[Problem to work on]: Search the listing below for the string "match" and copy every line where it occurs.

[Given entries]:
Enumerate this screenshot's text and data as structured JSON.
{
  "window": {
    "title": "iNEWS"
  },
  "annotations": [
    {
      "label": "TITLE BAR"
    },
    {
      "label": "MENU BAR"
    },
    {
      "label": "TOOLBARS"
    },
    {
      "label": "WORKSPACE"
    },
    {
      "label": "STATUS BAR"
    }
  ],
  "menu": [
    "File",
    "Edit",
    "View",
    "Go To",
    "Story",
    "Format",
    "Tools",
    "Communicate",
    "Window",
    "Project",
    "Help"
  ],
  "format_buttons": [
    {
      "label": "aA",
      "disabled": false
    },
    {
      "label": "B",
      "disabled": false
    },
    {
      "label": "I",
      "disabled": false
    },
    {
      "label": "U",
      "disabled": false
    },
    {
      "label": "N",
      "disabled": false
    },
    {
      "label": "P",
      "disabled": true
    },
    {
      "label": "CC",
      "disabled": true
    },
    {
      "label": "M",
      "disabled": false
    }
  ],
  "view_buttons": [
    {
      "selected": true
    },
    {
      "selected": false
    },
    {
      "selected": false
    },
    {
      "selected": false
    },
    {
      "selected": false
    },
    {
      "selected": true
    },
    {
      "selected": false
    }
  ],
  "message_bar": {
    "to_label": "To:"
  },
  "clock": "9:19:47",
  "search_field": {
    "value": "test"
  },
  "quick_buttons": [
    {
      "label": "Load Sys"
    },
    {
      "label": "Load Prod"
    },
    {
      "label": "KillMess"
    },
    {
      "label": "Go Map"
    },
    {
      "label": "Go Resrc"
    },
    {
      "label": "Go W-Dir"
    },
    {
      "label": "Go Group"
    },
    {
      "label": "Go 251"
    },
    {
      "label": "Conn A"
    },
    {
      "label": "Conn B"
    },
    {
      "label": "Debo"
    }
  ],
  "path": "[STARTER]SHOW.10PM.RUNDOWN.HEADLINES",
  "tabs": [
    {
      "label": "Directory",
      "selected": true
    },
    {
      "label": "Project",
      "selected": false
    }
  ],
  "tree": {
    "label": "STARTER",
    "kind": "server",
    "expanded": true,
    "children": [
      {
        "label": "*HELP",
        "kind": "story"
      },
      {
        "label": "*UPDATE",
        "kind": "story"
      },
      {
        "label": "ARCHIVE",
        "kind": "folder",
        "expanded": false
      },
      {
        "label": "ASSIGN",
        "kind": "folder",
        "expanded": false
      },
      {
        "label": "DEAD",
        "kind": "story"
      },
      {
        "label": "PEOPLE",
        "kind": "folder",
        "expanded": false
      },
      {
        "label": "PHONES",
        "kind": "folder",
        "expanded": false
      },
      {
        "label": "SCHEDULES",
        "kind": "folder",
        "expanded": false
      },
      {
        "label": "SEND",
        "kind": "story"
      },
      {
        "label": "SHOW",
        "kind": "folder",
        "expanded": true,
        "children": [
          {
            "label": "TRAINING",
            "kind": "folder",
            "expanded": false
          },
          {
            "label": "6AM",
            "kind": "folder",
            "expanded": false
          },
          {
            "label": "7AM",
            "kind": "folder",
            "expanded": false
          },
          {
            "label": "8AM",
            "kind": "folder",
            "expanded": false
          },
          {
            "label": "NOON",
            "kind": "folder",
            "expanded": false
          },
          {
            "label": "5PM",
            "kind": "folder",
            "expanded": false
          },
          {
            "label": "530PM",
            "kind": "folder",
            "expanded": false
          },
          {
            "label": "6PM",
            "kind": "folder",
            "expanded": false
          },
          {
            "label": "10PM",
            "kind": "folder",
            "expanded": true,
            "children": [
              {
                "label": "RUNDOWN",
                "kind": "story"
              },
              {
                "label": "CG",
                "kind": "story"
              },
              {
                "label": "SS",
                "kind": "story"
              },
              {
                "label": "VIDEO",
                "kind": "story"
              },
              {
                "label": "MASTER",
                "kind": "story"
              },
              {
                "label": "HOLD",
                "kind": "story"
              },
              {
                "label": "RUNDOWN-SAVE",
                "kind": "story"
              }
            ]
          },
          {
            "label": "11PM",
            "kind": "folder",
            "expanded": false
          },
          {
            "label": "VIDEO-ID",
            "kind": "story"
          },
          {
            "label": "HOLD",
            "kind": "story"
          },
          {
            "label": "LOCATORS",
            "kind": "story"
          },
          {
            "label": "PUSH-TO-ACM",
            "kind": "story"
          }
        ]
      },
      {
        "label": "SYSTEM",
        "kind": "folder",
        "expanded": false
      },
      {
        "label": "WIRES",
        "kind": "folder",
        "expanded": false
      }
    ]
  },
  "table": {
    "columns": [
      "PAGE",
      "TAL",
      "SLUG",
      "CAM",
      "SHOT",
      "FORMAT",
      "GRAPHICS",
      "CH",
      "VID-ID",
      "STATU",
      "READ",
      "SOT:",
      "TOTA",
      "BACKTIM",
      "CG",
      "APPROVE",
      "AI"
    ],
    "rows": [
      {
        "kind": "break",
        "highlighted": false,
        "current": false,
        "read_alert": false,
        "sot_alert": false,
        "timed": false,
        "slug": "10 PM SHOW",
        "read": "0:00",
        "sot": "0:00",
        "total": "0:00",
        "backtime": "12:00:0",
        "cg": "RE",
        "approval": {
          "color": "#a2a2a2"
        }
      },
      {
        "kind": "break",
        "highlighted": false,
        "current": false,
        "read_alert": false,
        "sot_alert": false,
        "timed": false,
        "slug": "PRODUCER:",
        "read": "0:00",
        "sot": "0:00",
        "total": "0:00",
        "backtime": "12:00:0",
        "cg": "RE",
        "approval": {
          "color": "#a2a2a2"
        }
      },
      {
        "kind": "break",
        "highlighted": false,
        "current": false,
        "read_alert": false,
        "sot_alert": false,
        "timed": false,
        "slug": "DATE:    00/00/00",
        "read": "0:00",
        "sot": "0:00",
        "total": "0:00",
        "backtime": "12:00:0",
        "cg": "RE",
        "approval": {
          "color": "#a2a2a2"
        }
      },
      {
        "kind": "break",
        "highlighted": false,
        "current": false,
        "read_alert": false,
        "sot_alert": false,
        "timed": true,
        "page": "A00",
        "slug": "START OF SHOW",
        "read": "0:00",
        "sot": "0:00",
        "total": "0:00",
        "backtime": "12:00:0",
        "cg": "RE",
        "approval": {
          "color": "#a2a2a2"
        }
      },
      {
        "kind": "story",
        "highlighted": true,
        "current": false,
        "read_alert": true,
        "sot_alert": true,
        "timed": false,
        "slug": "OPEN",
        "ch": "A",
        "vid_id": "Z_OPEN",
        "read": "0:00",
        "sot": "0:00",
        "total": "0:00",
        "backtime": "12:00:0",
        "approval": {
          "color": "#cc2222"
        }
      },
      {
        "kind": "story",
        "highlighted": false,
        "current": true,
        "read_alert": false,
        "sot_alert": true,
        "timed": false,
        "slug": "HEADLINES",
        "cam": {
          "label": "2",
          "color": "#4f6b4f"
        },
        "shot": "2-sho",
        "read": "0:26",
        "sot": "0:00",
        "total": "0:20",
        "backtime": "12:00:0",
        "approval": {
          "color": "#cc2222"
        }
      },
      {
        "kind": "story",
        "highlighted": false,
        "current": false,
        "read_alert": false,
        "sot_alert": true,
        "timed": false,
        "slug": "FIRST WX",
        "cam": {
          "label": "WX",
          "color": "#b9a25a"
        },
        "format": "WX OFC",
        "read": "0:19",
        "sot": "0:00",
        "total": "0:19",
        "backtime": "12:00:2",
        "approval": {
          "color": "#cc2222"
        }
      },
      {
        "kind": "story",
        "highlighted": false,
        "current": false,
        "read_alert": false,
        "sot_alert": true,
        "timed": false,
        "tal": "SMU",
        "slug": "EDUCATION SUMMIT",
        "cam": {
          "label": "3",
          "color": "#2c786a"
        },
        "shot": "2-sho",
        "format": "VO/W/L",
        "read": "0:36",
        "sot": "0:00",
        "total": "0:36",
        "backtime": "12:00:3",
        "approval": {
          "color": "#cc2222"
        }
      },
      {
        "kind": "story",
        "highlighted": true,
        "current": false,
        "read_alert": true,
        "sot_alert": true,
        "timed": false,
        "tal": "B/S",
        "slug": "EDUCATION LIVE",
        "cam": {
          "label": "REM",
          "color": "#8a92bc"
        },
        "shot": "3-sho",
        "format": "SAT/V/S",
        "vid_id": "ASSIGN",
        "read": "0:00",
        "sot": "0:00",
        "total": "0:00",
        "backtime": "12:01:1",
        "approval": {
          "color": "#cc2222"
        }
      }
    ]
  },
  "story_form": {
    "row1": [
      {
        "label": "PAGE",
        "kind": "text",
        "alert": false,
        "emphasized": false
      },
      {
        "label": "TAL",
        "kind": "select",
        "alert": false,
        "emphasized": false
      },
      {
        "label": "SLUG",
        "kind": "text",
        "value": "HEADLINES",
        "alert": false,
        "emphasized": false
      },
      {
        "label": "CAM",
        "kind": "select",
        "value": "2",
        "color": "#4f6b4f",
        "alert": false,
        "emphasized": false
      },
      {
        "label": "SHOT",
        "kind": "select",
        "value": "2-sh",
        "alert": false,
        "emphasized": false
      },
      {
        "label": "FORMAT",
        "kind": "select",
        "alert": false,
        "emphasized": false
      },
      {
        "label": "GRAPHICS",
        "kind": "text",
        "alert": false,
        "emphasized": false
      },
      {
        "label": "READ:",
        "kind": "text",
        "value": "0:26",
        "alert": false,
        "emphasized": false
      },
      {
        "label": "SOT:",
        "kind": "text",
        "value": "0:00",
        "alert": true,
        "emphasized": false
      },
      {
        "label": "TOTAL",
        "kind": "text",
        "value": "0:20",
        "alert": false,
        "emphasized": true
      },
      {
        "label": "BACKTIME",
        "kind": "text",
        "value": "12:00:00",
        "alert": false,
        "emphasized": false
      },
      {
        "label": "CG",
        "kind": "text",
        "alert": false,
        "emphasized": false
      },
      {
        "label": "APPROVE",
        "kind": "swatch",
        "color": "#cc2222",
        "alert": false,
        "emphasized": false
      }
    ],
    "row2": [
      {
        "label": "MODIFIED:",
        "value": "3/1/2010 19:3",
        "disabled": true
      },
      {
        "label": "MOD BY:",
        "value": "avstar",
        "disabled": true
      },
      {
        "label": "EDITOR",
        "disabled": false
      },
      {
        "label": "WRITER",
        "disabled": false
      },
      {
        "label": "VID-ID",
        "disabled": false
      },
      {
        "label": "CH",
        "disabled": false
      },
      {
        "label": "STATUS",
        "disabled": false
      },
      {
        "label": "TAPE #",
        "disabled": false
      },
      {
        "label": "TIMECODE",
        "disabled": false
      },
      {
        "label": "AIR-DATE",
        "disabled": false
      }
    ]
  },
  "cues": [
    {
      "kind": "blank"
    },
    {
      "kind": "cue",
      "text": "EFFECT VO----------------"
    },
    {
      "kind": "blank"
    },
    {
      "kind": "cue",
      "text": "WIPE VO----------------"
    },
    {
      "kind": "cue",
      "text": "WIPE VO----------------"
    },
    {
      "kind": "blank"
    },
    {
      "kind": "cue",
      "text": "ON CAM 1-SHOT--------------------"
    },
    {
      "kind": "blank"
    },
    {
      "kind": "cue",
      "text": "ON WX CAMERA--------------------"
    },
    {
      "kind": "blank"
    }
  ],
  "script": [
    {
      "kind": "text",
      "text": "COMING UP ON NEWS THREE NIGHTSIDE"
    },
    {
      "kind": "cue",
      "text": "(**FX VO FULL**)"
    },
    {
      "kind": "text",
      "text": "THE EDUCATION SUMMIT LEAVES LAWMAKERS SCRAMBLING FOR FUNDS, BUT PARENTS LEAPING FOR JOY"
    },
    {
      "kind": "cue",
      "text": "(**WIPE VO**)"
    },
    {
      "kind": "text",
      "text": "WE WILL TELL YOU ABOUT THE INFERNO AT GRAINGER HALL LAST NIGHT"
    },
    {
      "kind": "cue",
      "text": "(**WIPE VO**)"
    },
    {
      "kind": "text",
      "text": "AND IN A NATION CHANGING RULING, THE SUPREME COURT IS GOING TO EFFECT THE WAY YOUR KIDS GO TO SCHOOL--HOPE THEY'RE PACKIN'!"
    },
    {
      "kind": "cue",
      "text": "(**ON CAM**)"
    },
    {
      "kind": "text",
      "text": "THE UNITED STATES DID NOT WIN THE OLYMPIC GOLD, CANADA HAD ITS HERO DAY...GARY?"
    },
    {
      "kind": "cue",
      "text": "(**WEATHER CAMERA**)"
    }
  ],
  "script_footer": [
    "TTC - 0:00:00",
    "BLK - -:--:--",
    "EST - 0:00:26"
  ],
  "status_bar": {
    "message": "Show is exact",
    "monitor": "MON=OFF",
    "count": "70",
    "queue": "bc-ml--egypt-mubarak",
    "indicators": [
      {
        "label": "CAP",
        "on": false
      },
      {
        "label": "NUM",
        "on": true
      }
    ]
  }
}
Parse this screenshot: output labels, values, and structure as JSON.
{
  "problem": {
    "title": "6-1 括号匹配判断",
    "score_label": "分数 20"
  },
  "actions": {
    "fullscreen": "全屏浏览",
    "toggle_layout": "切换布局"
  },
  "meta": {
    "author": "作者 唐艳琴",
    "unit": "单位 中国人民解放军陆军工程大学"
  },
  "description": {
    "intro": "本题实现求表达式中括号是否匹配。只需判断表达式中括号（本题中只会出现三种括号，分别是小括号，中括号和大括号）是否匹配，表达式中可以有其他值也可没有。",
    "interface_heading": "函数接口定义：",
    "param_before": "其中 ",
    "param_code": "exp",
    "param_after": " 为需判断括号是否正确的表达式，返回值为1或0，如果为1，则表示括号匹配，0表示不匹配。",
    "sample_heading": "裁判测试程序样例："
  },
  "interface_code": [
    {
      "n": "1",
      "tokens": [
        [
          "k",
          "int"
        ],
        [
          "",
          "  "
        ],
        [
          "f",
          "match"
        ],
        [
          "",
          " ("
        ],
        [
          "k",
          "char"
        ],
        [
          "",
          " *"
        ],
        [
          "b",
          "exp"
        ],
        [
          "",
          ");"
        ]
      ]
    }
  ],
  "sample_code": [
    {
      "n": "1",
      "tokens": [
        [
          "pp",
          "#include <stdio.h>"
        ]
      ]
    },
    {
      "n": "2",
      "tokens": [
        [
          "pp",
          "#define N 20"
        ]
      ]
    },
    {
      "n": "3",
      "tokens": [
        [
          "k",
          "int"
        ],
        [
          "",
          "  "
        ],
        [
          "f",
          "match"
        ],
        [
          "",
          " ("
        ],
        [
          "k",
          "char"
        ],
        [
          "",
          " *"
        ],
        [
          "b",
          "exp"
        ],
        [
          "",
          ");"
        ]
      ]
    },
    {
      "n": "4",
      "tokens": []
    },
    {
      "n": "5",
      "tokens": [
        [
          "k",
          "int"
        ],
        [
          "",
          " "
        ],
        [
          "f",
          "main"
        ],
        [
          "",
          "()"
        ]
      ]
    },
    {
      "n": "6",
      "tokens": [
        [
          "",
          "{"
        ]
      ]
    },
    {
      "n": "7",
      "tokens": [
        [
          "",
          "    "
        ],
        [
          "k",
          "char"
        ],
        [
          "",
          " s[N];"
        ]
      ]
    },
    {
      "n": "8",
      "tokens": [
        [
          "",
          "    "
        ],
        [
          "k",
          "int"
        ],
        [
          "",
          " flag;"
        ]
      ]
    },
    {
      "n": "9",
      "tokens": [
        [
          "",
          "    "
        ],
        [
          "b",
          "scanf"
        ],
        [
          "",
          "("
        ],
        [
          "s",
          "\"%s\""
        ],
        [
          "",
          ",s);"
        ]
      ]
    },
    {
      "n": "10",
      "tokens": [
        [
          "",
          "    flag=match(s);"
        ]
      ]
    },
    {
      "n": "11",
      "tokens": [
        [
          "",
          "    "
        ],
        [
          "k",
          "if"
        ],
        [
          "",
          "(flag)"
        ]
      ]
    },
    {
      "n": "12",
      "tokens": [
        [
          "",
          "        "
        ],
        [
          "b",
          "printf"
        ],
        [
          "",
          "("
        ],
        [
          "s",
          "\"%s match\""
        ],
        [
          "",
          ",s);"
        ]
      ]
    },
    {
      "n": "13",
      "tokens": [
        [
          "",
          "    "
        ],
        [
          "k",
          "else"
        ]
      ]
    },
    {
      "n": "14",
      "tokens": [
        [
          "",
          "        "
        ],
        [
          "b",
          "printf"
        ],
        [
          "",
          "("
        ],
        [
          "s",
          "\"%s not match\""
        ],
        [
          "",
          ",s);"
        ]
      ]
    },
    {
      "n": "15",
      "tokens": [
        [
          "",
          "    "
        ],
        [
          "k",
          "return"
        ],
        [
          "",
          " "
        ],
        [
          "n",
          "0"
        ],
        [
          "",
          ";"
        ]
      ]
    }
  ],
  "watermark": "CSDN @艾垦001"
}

[Task output]:
          "match"
          "match"
          "    flag=match(s);"
          "\"%s match\""
          "\"%s not match\""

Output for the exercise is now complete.